[Begin EXCERPTED RECORDS]

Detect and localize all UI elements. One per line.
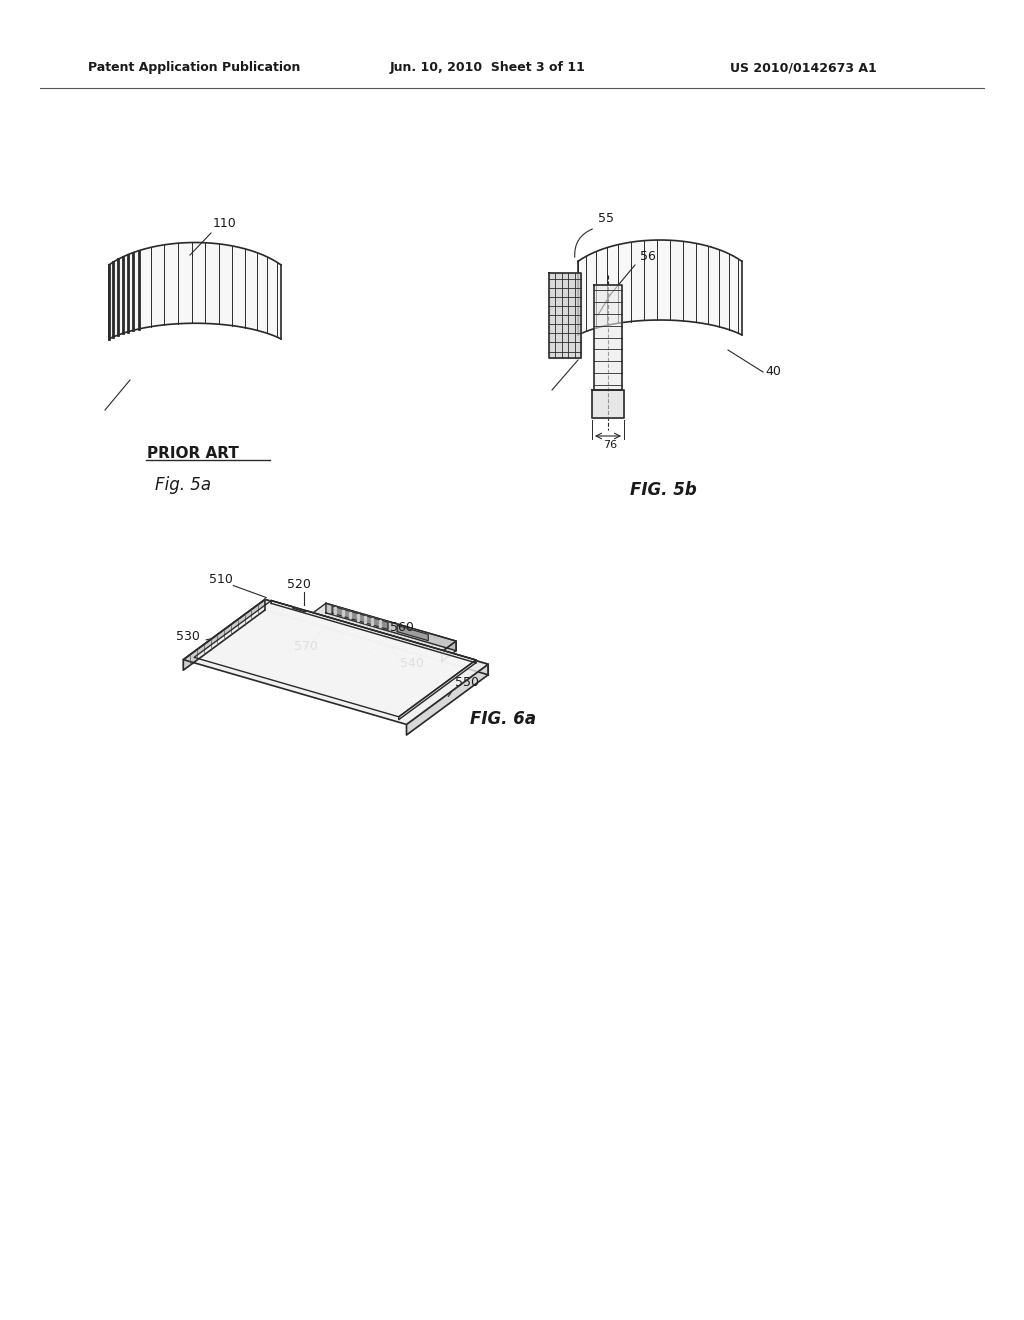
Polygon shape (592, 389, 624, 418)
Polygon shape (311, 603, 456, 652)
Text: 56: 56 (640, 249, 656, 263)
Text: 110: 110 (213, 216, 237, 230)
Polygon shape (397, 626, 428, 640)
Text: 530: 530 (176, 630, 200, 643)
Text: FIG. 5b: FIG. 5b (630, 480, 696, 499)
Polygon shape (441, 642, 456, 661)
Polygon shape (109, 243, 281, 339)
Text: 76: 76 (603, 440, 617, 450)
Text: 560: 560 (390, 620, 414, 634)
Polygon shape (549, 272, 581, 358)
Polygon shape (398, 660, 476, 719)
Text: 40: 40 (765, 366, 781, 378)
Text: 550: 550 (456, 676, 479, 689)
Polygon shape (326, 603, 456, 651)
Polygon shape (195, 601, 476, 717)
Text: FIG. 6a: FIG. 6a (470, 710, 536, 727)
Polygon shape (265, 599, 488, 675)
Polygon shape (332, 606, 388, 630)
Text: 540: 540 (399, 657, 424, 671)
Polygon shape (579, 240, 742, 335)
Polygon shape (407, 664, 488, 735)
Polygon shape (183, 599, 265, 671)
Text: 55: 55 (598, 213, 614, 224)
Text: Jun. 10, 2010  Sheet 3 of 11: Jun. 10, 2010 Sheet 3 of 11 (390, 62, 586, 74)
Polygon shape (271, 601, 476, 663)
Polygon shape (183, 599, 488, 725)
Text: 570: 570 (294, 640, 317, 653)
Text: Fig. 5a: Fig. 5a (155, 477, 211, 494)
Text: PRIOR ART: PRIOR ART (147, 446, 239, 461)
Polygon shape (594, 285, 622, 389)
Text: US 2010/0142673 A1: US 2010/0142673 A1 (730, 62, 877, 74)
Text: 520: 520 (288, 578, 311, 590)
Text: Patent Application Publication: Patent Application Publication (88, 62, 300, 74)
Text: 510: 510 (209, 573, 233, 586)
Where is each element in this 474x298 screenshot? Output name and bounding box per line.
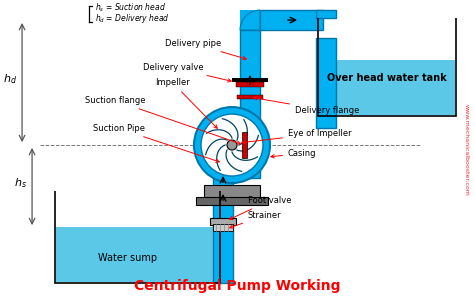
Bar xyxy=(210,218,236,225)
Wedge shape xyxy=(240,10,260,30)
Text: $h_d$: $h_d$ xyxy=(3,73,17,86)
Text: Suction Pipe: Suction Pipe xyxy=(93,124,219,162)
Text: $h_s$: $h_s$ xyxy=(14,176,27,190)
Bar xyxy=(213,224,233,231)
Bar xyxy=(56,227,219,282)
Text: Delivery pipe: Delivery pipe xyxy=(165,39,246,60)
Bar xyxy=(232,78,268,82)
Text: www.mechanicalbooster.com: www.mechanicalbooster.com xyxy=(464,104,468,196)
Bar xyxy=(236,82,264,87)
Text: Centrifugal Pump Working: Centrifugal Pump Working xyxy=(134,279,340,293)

[End EXCERPTED RECORDS]

EXERCISE. Retype the stretch of lines from the line containing "Polygon shape (592, 389, 624, 418)" through the line containing "Polygon shape (594, 285, 622, 389)", including both of those lines.

TASK RESPONSE.
Polygon shape (592, 389, 624, 418)
Polygon shape (311, 603, 456, 652)
Text: 56: 56 (640, 249, 656, 263)
Text: 110: 110 (213, 216, 237, 230)
Polygon shape (397, 626, 428, 640)
Text: 530: 530 (176, 630, 200, 643)
Text: FIG. 5b: FIG. 5b (630, 480, 696, 499)
Polygon shape (441, 642, 456, 661)
Polygon shape (109, 243, 281, 339)
Text: 76: 76 (603, 440, 617, 450)
Text: 560: 560 (390, 620, 414, 634)
Polygon shape (549, 272, 581, 358)
Polygon shape (398, 660, 476, 719)
Text: 40: 40 (765, 366, 781, 378)
Text: 550: 550 (456, 676, 479, 689)
Polygon shape (326, 603, 456, 651)
Polygon shape (195, 601, 476, 717)
Text: FIG. 6a: FIG. 6a (470, 710, 536, 727)
Polygon shape (265, 599, 488, 675)
Polygon shape (332, 606, 388, 630)
Text: 540: 540 (399, 657, 424, 671)
Polygon shape (579, 240, 742, 335)
Polygon shape (407, 664, 488, 735)
Polygon shape (183, 599, 265, 671)
Text: 55: 55 (598, 213, 614, 224)
Text: Jun. 10, 2010  Sheet 3 of 11: Jun. 10, 2010 Sheet 3 of 11 (390, 62, 586, 74)
Polygon shape (271, 601, 476, 663)
Polygon shape (183, 599, 488, 725)
Text: 570: 570 (294, 640, 317, 653)
Text: Fig. 5a: Fig. 5a (155, 477, 211, 494)
Text: PRIOR ART: PRIOR ART (147, 446, 239, 461)
Polygon shape (594, 285, 622, 389)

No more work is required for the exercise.